## Problem
Pick out every line that holds the string "JSON" and copy it.

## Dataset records
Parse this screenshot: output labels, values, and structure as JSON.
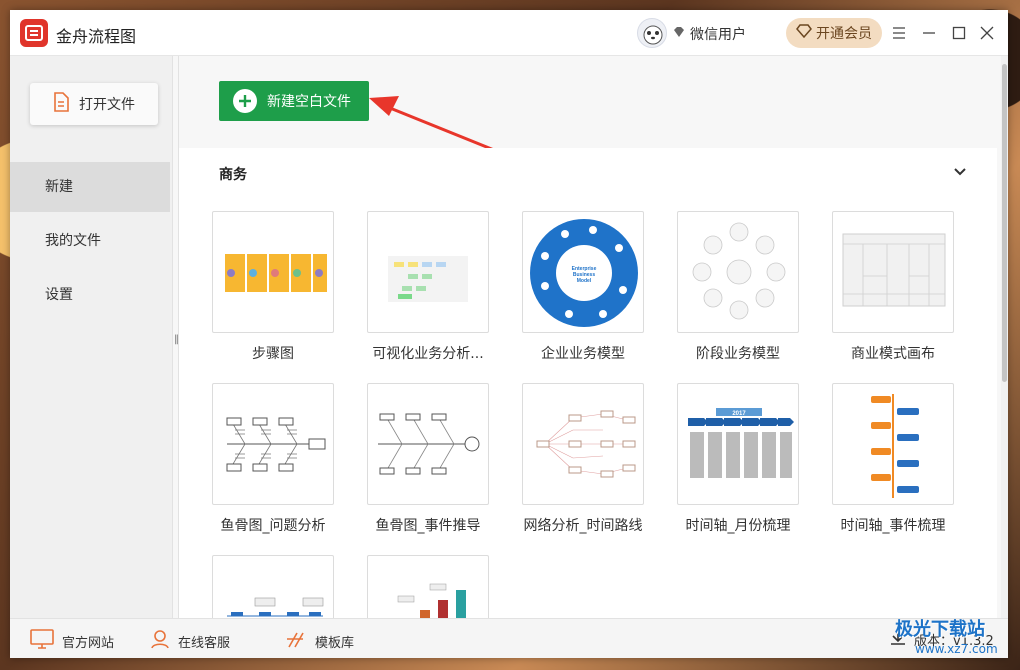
{
  "app": {
    "title": "金舟流程图",
    "user_name": "微信用户",
    "vip_label": "开通会员"
  },
  "sidebar": {
    "open_file_label": "打开文件",
    "items": [
      {
        "label": "新建",
        "active": true
      },
      {
        "label": "我的文件",
        "active": false
      },
      {
        "label": "设置",
        "active": false
      }
    ]
  },
  "main": {
    "new_blank_label": "新建空白文件",
    "section_title": "商务",
    "templates": [
      {
        "label": "步骤图"
      },
      {
        "label": "可视化业务分析..."
      },
      {
        "label": "企业业务模型"
      },
      {
        "label": "阶段业务模型"
      },
      {
        "label": "商业模式画布"
      },
      {
        "label": "鱼骨图_问题分析"
      },
      {
        "label": "鱼骨图_事件推导"
      },
      {
        "label": "网络分析_时间路线"
      },
      {
        "label": "时间轴_月份梳理"
      },
      {
        "label": "时间轴_事件梳理"
      },
      {
        "label": ""
      },
      {
        "label": ""
      }
    ],
    "thumb_text": {
      "enterprise": "Enterprise Business Model",
      "year": "2017"
    }
  },
  "footer": {
    "website_label": "官方网站",
    "support_label": "在线客服",
    "templates_label": "模板库",
    "version_label": "版本：v1.3.2"
  },
  "watermark": {
    "text": "极光下载站",
    "url": "www.xz7.com"
  },
  "colors": {
    "brand_red": "#e0352b",
    "primary_green": "#1e9e4a",
    "vip_bg": "#f3dcc1",
    "arrow_red": "#e8362b"
  }
}
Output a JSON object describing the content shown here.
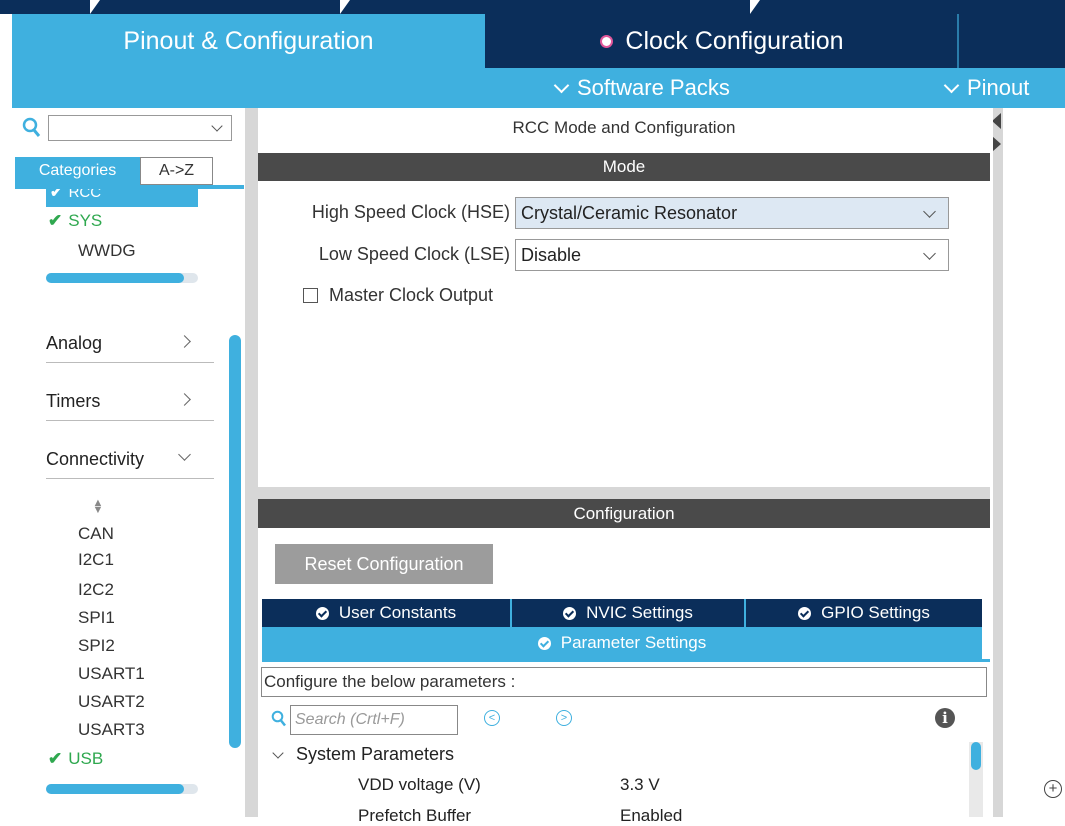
{
  "tabs": {
    "pinout_config": "Pinout & Configuration",
    "clock_config": "Clock Configuration"
  },
  "subbar": {
    "software_packs": "Software Packs",
    "pinout": "Pinout"
  },
  "left": {
    "search_value": "",
    "categories_tab": "Categories",
    "az_tab": "A->Z",
    "system_core_items": [
      {
        "label": "RCC",
        "checked": true,
        "selected": true
      },
      {
        "label": "SYS",
        "checked": true
      },
      {
        "label": "WWDG",
        "checked": false
      }
    ],
    "categories": [
      {
        "label": "Analog",
        "expanded": false
      },
      {
        "label": "Timers",
        "expanded": false
      },
      {
        "label": "Connectivity",
        "expanded": true
      }
    ],
    "connectivity_items": [
      {
        "label": "CAN",
        "checked": false
      },
      {
        "label": "I2C1",
        "checked": false
      },
      {
        "label": "I2C2",
        "checked": false
      },
      {
        "label": "SPI1",
        "checked": false
      },
      {
        "label": "SPI2",
        "checked": false
      },
      {
        "label": "USART1",
        "checked": false
      },
      {
        "label": "USART2",
        "checked": false
      },
      {
        "label": "USART3",
        "checked": false
      },
      {
        "label": "USB",
        "checked": true
      }
    ]
  },
  "center": {
    "title": "RCC Mode and Configuration",
    "mode_header": "Mode",
    "hse_label": "High Speed Clock (HSE)",
    "hse_value": "Crystal/Ceramic Resonator",
    "lse_label": "Low Speed Clock (LSE)",
    "lse_value": "Disable",
    "mco_label": "Master Clock Output",
    "mco_checked": false,
    "config_header": "Configuration",
    "reset_button": "Reset Configuration",
    "config_tabs": [
      "User Constants",
      "NVIC Settings",
      "GPIO Settings"
    ],
    "active_tab": "Parameter Settings",
    "param_description": "Configure the below parameters :",
    "param_search_placeholder": "Search (Crtl+F)",
    "section": "System Parameters",
    "parameters": [
      {
        "name": "VDD voltage (V)",
        "value": "3.3 V"
      },
      {
        "name": "Prefetch Buffer",
        "value": "Enabled"
      }
    ]
  },
  "colors": {
    "navy": "#0b2e5a",
    "accent_blue": "#3fb0df",
    "header_gray": "#4a4a4a",
    "check_green": "#2fa84f",
    "clock_dot": "#e0569a"
  },
  "icons": {
    "search": "search-icon",
    "info": "info-icon",
    "zoom_in": "zoom-in-icon"
  }
}
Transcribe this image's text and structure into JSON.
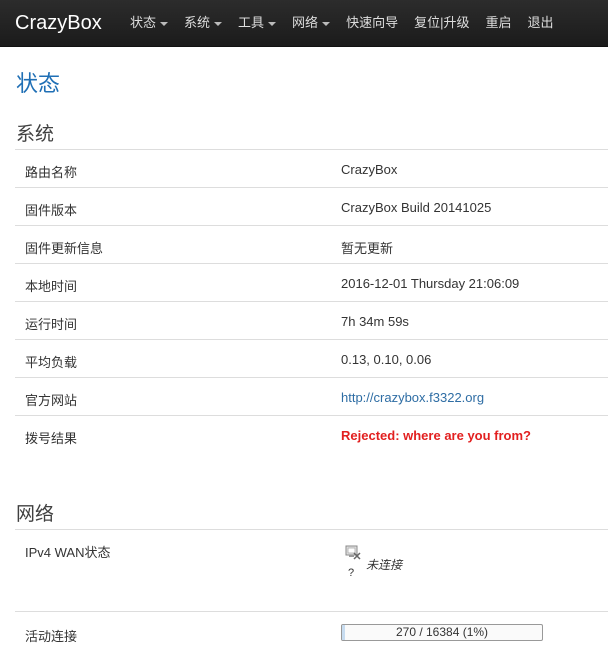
{
  "navbar": {
    "brand": "CrazyBox",
    "items": [
      {
        "label": "状态",
        "dropdown": true
      },
      {
        "label": "系统",
        "dropdown": true
      },
      {
        "label": "工具",
        "dropdown": true
      },
      {
        "label": "网络",
        "dropdown": true
      },
      {
        "label": "快速向导",
        "dropdown": false
      },
      {
        "label": "复位|升级",
        "dropdown": false
      },
      {
        "label": "重启",
        "dropdown": false
      },
      {
        "label": "退出",
        "dropdown": false
      }
    ]
  },
  "page_title": "状态",
  "system": {
    "title": "系统",
    "rows": [
      {
        "label": "路由名称",
        "value": "CrazyBox"
      },
      {
        "label": "固件版本",
        "value": "CrazyBox Build 20141025"
      },
      {
        "label": "固件更新信息",
        "value": "暂无更新"
      },
      {
        "label": "本地时间",
        "value": "2016-12-01 Thursday 21:06:09"
      },
      {
        "label": "运行时间",
        "value": "7h 34m 59s"
      },
      {
        "label": "平均负载",
        "value": "0.13, 0.10, 0.06"
      },
      {
        "label": "官方网站",
        "value": "http://crazybox.f3322.org"
      },
      {
        "label": "拨号结果",
        "value": "Rejected: where are you from?"
      }
    ]
  },
  "network": {
    "title": "网络",
    "wan_label": "IPv4 WAN状态",
    "wan_icon": "network-disconnected-icon",
    "wan_icon_text": "?",
    "wan_status": "未连接",
    "conn_label": "活动连接",
    "conn_text": "270 / 16384 (1%)",
    "conn_fraction": 0.0165
  },
  "colors": {
    "navbar_bg": "#222222",
    "title_blue": "#1f6fb5",
    "link_blue": "#2e6da4",
    "alert_red": "#e21f1f"
  }
}
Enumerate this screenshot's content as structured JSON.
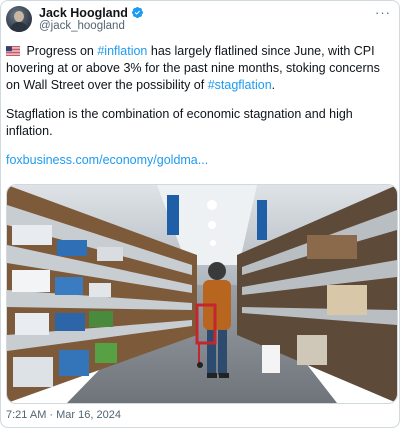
{
  "author": {
    "display_name": "Jack Hoogland",
    "handle": "@jack_hoogland",
    "verified": true
  },
  "tweet": {
    "flag_icon": "us-flag-icon",
    "para1_before": " Progress on ",
    "hashtag1": "#inflation",
    "para1_middle": " has largely flatlined since June, with CPI hovering at or above 3% for the past nine months, stoking concerns on Wall Street over the possibility of ",
    "hashtag2": "#stagflation",
    "para1_after": ".",
    "para2": "Stagflation is the combination of economic stagnation and high inflation.",
    "link": "foxbusiness.com/economy/goldma..."
  },
  "media": {
    "description": "Shopper pushing red cart down warehouse store aisle"
  },
  "timestamp": "7:21 AM · Mar 16, 2024",
  "colors": {
    "link": "#1d9bf0",
    "text": "#0f1419",
    "secondary": "#536471"
  }
}
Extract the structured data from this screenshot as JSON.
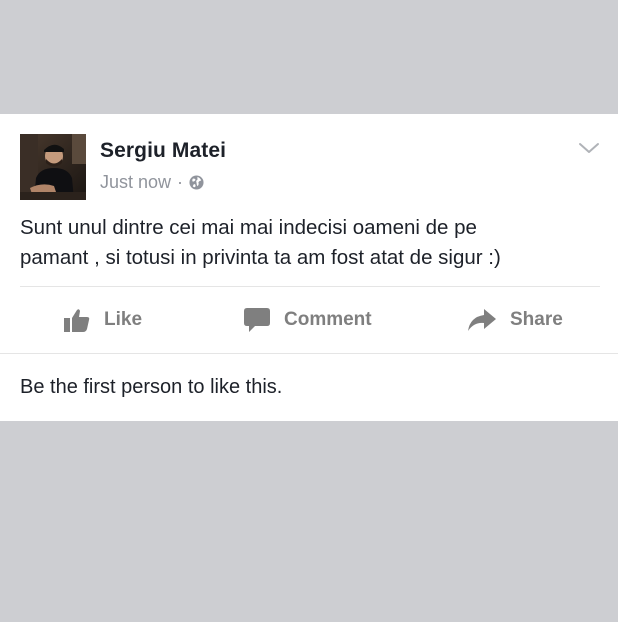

## Result below
Parse this screenshot: output labels, values, and structure as JSON.
Output a JSON object describing the content shown here.
Transcribe this image's text and structure into JSON.
Enumerate this screenshot's content as structured JSON.
Extract the structured data from this screenshot as JSON.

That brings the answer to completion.